> **What is expected**: Read the records and gather each line that includes "下列等式成立的是".

[Data extracted from a collection]

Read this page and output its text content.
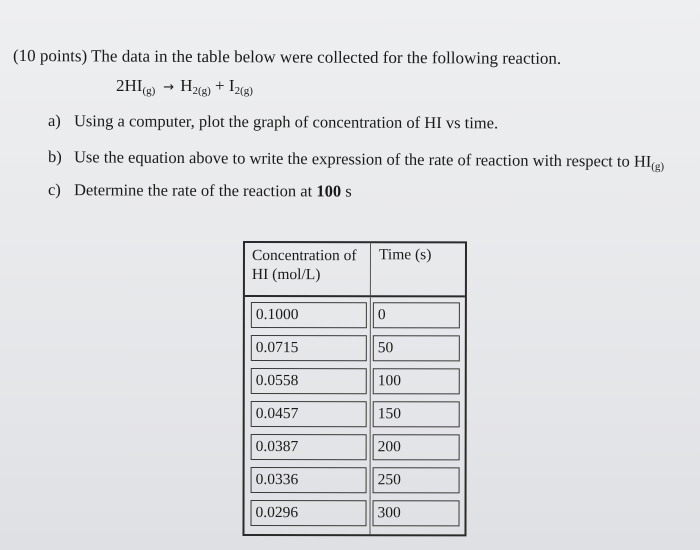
(10 points) The data in the table below were collected for the following reaction.
$2HI_{(g)} \to H_{2(g)} + I_{2(g)}$
a) Using a computer, plot the graph of concentration of HI vs time.
b) Use the equation above to write the expression of the rate of reaction with respect to $HI_{(g)}$
c) Determine the rate of the reaction at 100 s
Concentration of
HI (mol/L)	Time (s)

0.1000	0

0.0715	50

0.0558	100

0.0457	150

0.0387	200

0.0336	250

0.0296	300
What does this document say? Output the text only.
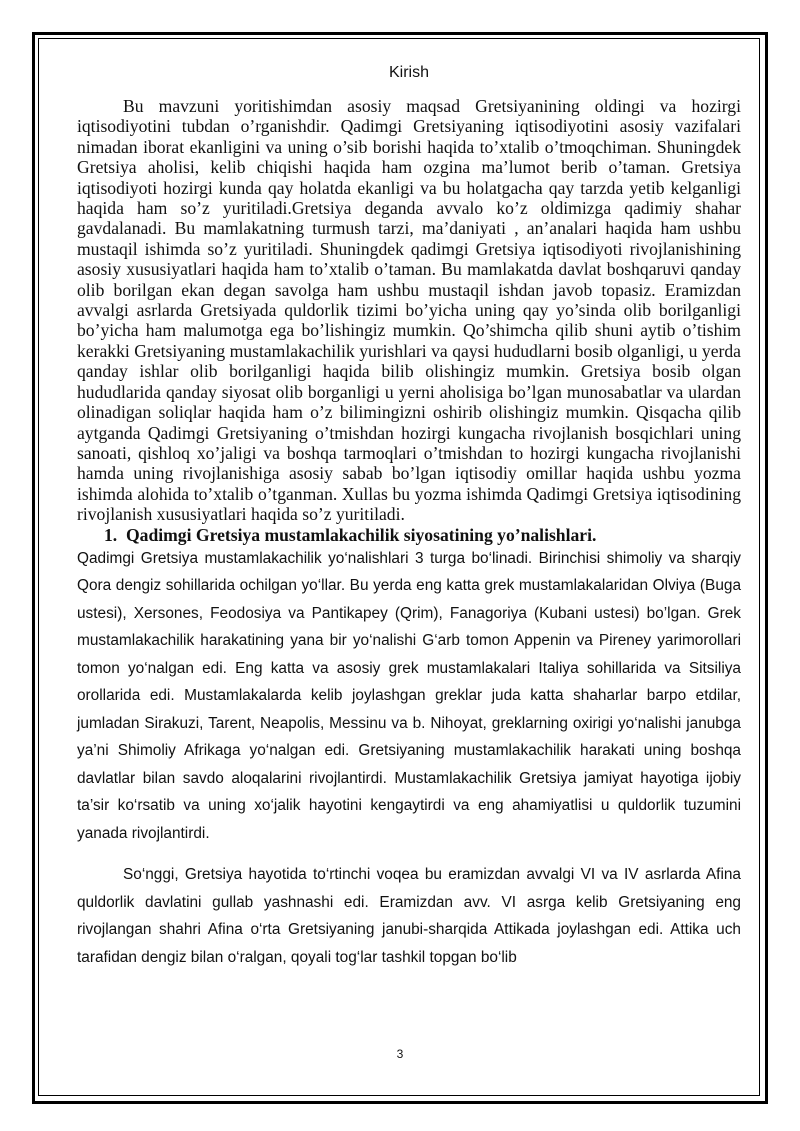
Kirish

Bu mavzuni yoritishimdan asosiy maqsad Gretsiyanining oldingi va hozirgi iqtisodiyotini tubdan o’rganishdir. Qadimgi Gretsiyaning iqtisodiyotini asosiy vazifalari nimadan iborat ekanligini va uning o’sib borishi haqida to’xtalib o’tmoqchiman. Shuningdek Gretsiya aholisi, kelib chiqishi haqida ham ozgina ma’lumot berib o’taman. Gretsiya iqtisodiyoti hozirgi kunda qay holatda ekanligi va bu holatgacha qay tarzda yetib kelganligi haqida ham so’z yuritiladi.Gretsiya deganda avvalo ko’z oldimizga qadimiy shahar gavdalanadi. Bu mamlakatning turmush tarzi, ma’daniyati , an’analari haqida ham ushbu mustaqil ishimda so’z yuritiladi. Shuningdek qadimgi Gretsiya iqtisodiyoti rivojlanishining asosiy xususiyatlari haqida ham to’xtalib o’taman. Bu mamlakatda davlat boshqaruvi qanday olib borilgan ekan degan savolga ham ushbu mustaqil ishdan javob topasiz. Eramizdan avvalgi asrlarda Gretsiyada quldorlik tizimi bo’yicha uning qay yo’sinda olib borilganligi bo’yicha ham malumotga ega bo’lishingiz mumkin. Qo’shimcha qilib shuni aytib o’tishim kerakki Gretsiyaning mustamlakachilik yurishlari va qaysi hududlarni bosib olganligi, u yerda qanday ishlar olib borilganligi haqida bilib olishingiz mumkin. Gretsiya bosib olgan hududlarida qanday siyosat olib borganligi u yerni aholisiga bo’lgan munosabatlar va ulardan olinadigan soliqlar haqida ham o’z bilimingizni oshirib olishingiz mumkin. Qisqacha qilib aytganda Qadimgi Gretsiyaning o’tmishdan hozirgi kungacha rivojlanish bosqichlari uning sanoati, qishloq xo’jaligi va boshqa tarmoqlari o’tmishdan to hozirgi kungacha rivojlanishi hamda uning rivojlanishiga asosiy sabab bo’lgan iqtisodiy omillar haqida ushbu yozma ishimda alohida to’xtalib o’tganman. Xullas bu yozma ishimda Qadimgi Gretsiya iqtisodining rivojlanish xususiyatlari haqida so’z yuritiladi.

1. Qadimgi Gretsiya mustamlakachilik siyosatining yo’nalishlari.

Qadimgi Gretsiya mustamlakachilik yo‘nalishlari 3 turga bo‘linadi. Birinchisi shimoliy va sharqiy Qora dengiz sohillarida ochilgan yo‘llar. Bu yerda eng katta grek mustamlakalaridan Olviya (Buga ustesi), Xersones, Feodosiya va Pantikapey (Qrim), Fanagoriya (Kubani ustesi) bo’lgan. Grek mustamlakachilik harakatining yana bir yo‘nalishi G‘arb tomon Appenin va Pireney yarimorollari tomon yo‘nalgan edi. Eng katta va asosiy grek mustamlakalari Italiya sohillarida va Sitsiliya orollarida edi. Mustamlakalarda kelib joylashgan greklar juda katta shaharlar barpo etdilar, jumladan Sirakuzi, Tarent, Neapolis, Messinu va b. Nihoyat, greklarning oxirigi yo‘nalishi janubga ya’ni Shimoliy Afrikaga yo‘nalgan edi. Gretsiyaning mustamlakachilik harakati uning boshqa davlatlar bilan savdo aloqalarini rivojlantirdi. Mustamlakachilik Gretsiya jamiyat hayotiga ijobiy ta’sir ko‘rsatib va uning xo‘jalik hayotini kengaytirdi va eng ahamiyatlisi u quldorlik tuzumini yanada rivojlantirdi.

So‘nggi, Gretsiya hayotida to‘rtinchi voqea bu eramizdan avvalgi VI va IV asrlarda Afina quldorlik davlatini gullab yashnashi edi. Eramizdan avv. VI asrga kelib Gretsiyaning eng rivojlangan shahri Afina o‘rta Gretsiyaning janubi-sharqida Attikada joylashgan edi. Attika uch tarafidan dengiz bilan o‘ralgan, qoyali tog‘lar tashkil topgan bo‘lib

3
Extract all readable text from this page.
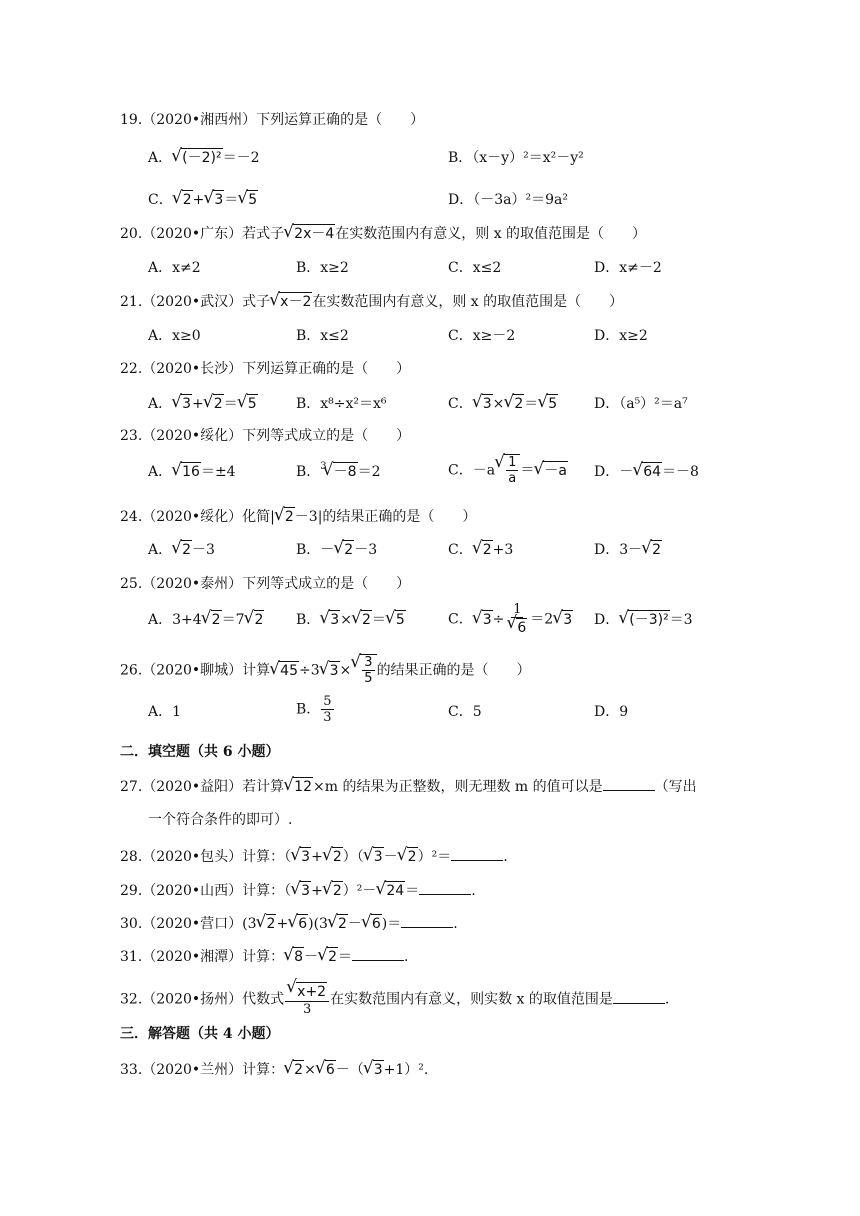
19.（2020•湘西州）下列运算正确的是（　　）
A． √ (－2)²＝－2	B．（x－y）²＝x²－y²
C． √ 2+ √ 3＝ √ 5	D．（－3a）²＝9a²
20.（2020•广东）若式子 √ 2x－4在实数范围内有意义，则 x 的取值范围是（　　）
A．x≠2	B．x≥2	C．x≤2	D．x≠－2
21.（2020•武汉）式子 √ x－2在实数范围内有意义，则 x 的取值范围是（　　）
A．x≥0	B．x≤2	C．x≥－2	D．x≥2
22.（2020•长沙）下列运算正确的是（　　）
A． √ 3+ √ 2＝ √ 5	B．x⁸÷x²＝x⁶	C． √ 3× √ 2＝ √ 5	D．（a⁵）²＝a⁷
23.（2020•绥化）下列等式成立的是（　　）
A． √ 16＝±4	B．$^3$ √ －8＝2	C．－a √ $\frac{1}{a}$ ＝ √ －a D．－ √ 64＝－8
24.（2020•绥化）化简| √ 2－3|的结果正确的是（　　）
A． √ 2－3	B．－ √ 2－3	C． √ 2+3	D．3－ √ 2
25.（2020•泰州）下列等式成立的是（　　）
A．3+4 √ 2＝7 √ 2 B． √ 3× √ 2＝ √ 5	C． √ 3÷ 1
√ 6 ＝2 √ 3 D． √ (－3)²＝3
26.（2020•聊城）计算 √ 45÷3 √ 3× √ $\frac{3}{5}$ 的结果正确的是（　　）
A．1	B． $\frac{5}{3}$	C．5	D．9
二．填空题（共 6 小题）
27.（2020•益阳）若计算 √ 12×m 的结果为正整数，则无理数 m 的值可以是	（写出
一个符合条件的即可）.
28.（2020•包头）计算：（ √ 3+ √ 2）（ √ 3－ √ 2）²＝	.
29.（2020•山西）计算：（ √ 3+ √ 2）²－ √ 24＝	.
30.（2020•营口）(3 √ 2+ √ 6)(3 √ 2－ √ 6)＝	.
31.（2020•湘潭）计算： √ 8－ √ 2＝	.
32.（2020•扬州）代数式 √ $\frac{x+2}{3}$ 在实数范围内有意义，则实数 x 的取值范围是	.
三．解答题（共 4 小题）
33.（2020•兰州）计算： √ 2× √ 6－（ √ 3+1）².
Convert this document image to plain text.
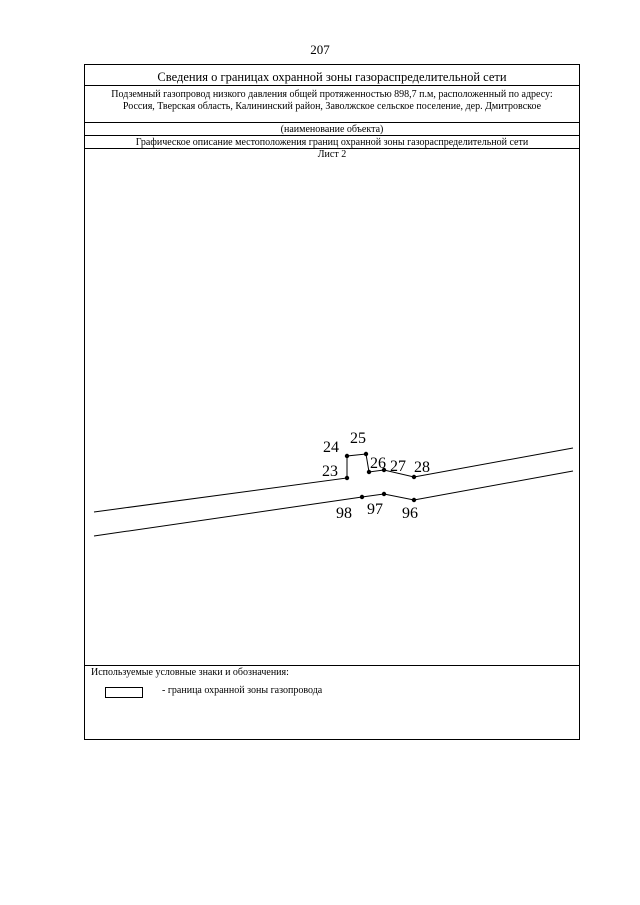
207
Сведения о границах охранной зоны газораспределительной сети
Подземный газопровод низкого давления общей протяженностью 898,7 п.м, расположенный по адресу:
Россия, Тверская область, Калининский район, Заволжское сельское поселение, дер. Дмитровское
(наименование объекта)
Графическое описание местоположения границ охранной зоны газораспределительной сети
Лист 2
Используемые условные знаки и обозначения:
- граница охранной зоны газопровода
24
25
23 26 27 28
98 97 96
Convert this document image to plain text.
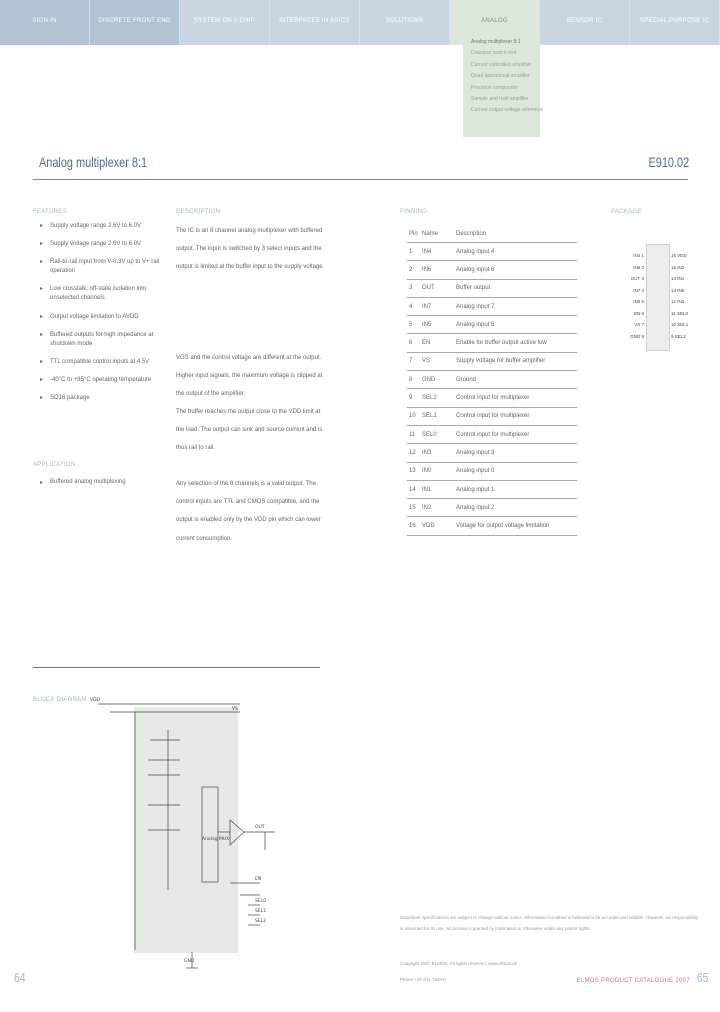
SIGN IN	DISCRETE FRONT END	SYSTEM ON A CHIP	INTERFACES IN ASICS	SOLUTIONS	ANALOG	SENSOR IC	SPECIAL PURPOSE IC
Analog multiplexer 8:1
Crossbar switch 4x4
Current controlled amplifier
Quad operational amplifier
Precision comparator
Sample and hold amplifier
Current output voltage reference
Analog multiplexer 8:1	E910.02
FEATURES
▸ Supply voltage range 2.6V to 6.0V
▸ Supply voltage range 2.6V to 6.0V
▸ Rail-to-rail input from V-0.3V up to V+ rail operation
▸ Low crosstalk; off-state isolation into unselected channels
▸ Output voltage limitation to AVDD
▸ Buffered outputs for high impedance at shutdown mode
▸ TTL compatible control inputs at 4.5V
▸ -40°C to +85°C operating temperature
▸ SO16 package
APPLICATION
▸ Buffered analog multiplexing
DESCRIPTION
The IC is an 8 channel analog multiplexer with buffered output. The input is switched by 3 select inputs and the output is limited at the buffer input to the supply voltage.
VGS and the control voltage are different at the output. Higher input signals, the maximum voltage is clipped at the output of the amplifier.
The buffer reaches the output close to the VDD limit at the load. The output can sink and source current and is thus rail to rail.
Any selection of the 8 channels is a valid output. The control inputs are TTL and CMOS compatible, and the output is enabled only by the VDD pin which can lower current consumption.
PINNING
Pin	Name	Description
1	IN4	Analog input 4
2	IN6	Analog input 6
3	OUT	Buffer output
4	IN7	Analog input 7
5	IN5	Analog input 5
6	EN	Enable for buffer output active low
7	VS	Supply voltage for buffer amplifier
8	GND	Ground
9	SEL2	Control input for multiplexer
10	SEL1	Control input for multiplexer
11	SEL0	Control input for multiplexer
12	IN3	Analog input 3
13	IN0	Analog input 0
14	IN1	Analog input 1
15	IN2	Analog input 2
16	VDD	Voltage for output voltage limitation
PACKAGE
IN4 1
IN6 2
OUT 3
IN7 4
IN5 5
EN 6
VS 7
GND 8
16 VDD
15 IN2
14 IN1
13 IN0
12 IN3
11 SEL0
10 SEL1
9 SEL2
BLOCK DIAGRAM VDD
VS
Analog MUX
OUT
EN
SEL0
SEL1
SEL2
GND
Datasheet specifications are subject to change without notice. Information furnished is believed to be accurate and reliable. However, no responsibility is assumed for its use. No license is granted by implication or otherwise under any patent rights.
Copyright 2007 ELMOS. All rights reserved. www.elmos.de
Phone +49 231 7549 0
64	ELMOS PRODUCT CATALOGUE 2007 65
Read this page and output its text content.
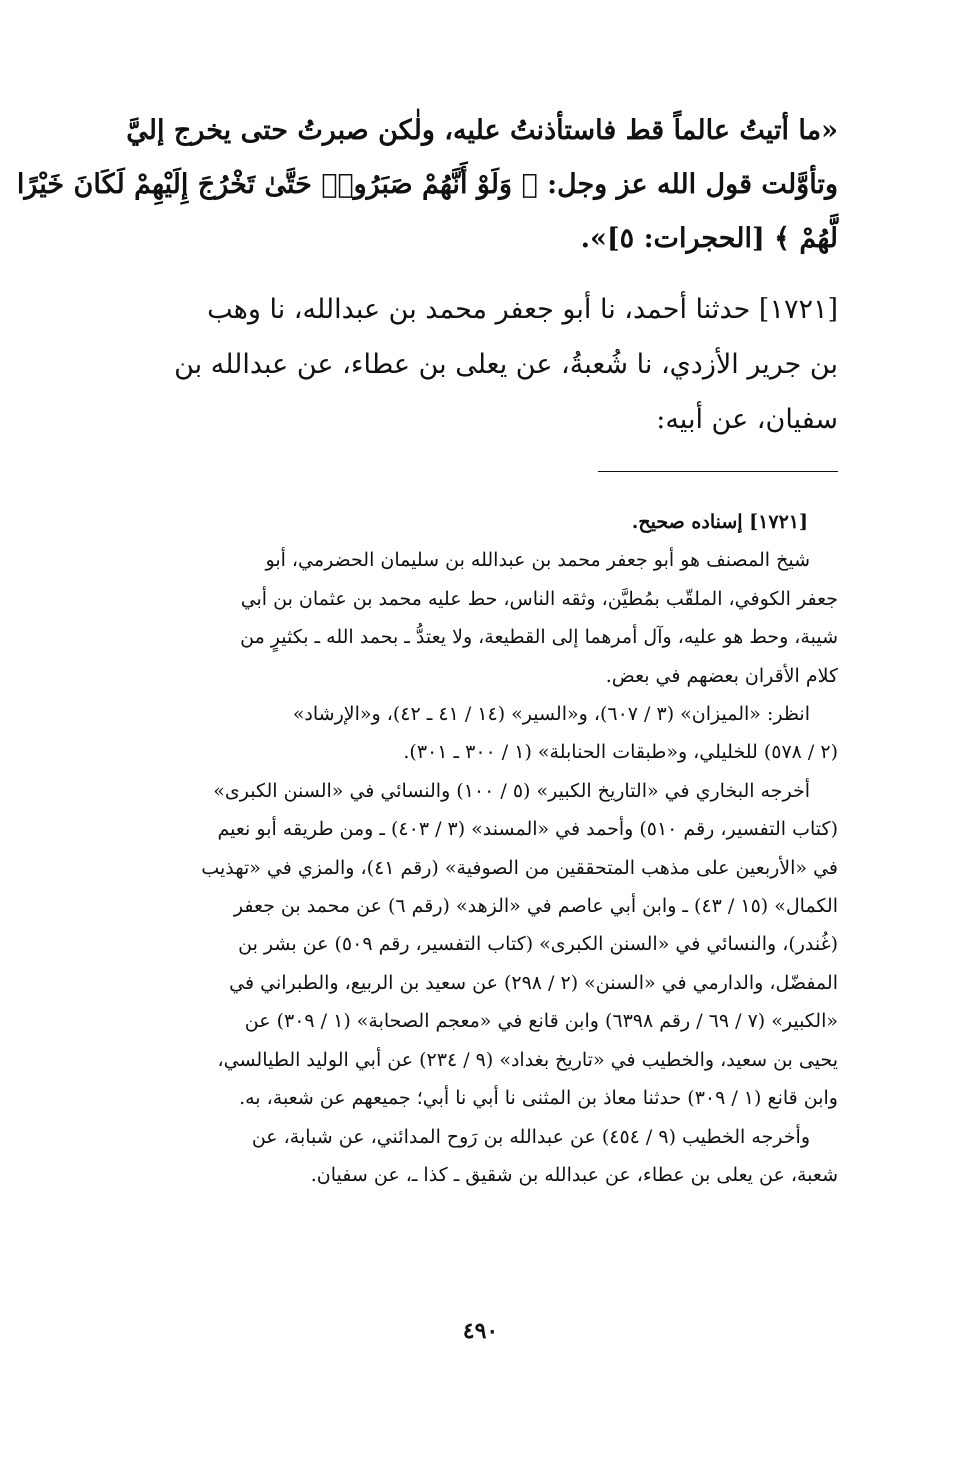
«ما أتيتُ عالماً قط فاستأذنتُ عليه، ولٰكن صبرتُ حتى يخرج إليَّ
وتأوَّلت قول الله عز وجل: ﴿ وَلَوْ أَنَّهُمْ صَبَرُوا۟ حَتَّىٰ تَخْرُجَ إِلَيْهِمْ لَكَانَ خَيْرًا
لَّهُمْ ﴾ [الحجرات: ٥]».
[١٧٢١] حدثنا أحمد، نا أبو جعفر محمد بن عبدالله، نا وهب
بن جرير الأزدي، نا شُعبةُ، عن يعلى بن عطاء، عن عبدالله بن
سفيان، عن أبيه:
[١٧٢١] إسناده صحيح.
شيخ المصنف هو أبو جعفر محمد بن عبدالله بن سليمان الحضرمي، أبو
جعفر الكوفي، الملقّب بمُطيَّن، وثقه الناس، حط عليه محمد بن عثمان بن أبي
شيبة، وحط هو عليه، وآل أمرهما إلى القطيعة، ولا يعتدُّ ـ بحمد الله ـ بكثيرٍ من
كلام الأقران بعضهم في بعض.
انظر: «الميزان» (٣ / ٦٠٧)، و«السير» (١٤ / ٤١ ـ ٤٢)، و«الإرشاد»
(٢ / ٥٧٨) للخليلي، و«طبقات الحنابلة» (١ / ٣٠٠ ـ ٣٠١).
أخرجه البخاري في «التاريخ الكبير» (٥ / ١٠٠) والنسائي في «السنن الكبرى»
(كتاب التفسير، رقم ٥١٠) وأحمد في «المسند» (٣ / ٤٠٣) ـ ومن طريقه أبو نعيم
في «الأربعين على مذهب المتحققين من الصوفية» (رقم ٤١)، والمزي في «تهذيب
الكمال» (١٥ / ٤٣) ـ وابن أبي عاصم في «الزهد» (رقم ٦) عن محمد بن جعفر
(غُندر)، والنسائي في «السنن الكبرى» (كتاب التفسير، رقم ٥٠٩) عن بشر بن
المفضّل، والدارمي في «السنن» (٢ / ٢٩٨) عن سعيد بن الربيع، والطبراني في
«الكبير» (٧ / ٦٩ / رقم ٦٣٩٨) وابن قانع في «معجم الصحابة» (١ / ٣٠٩) عن
يحيى بن سعيد، والخطيب في «تاريخ بغداد» (٩ / ٢٣٤) عن أبي الوليد الطيالسي،
وابن قانع (١ / ٣٠٩) حدثنا معاذ بن المثنى نا أبي نا أبي؛ جميعهم عن شعبة، به.
وأخرجه الخطيب (٩ / ٤٥٤) عن عبدالله بن رَوح المدائني، عن شبابة، عن
شعبة، عن يعلى بن عطاء، عن عبدالله بن شقيق ـ كذا ـ، عن سفيان.
٤٩٠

> **Response to this exercise**:
23.（2020•绥化）下列等式成立的是（　　）
25.（2020•泰州）下列等式成立的是（　　）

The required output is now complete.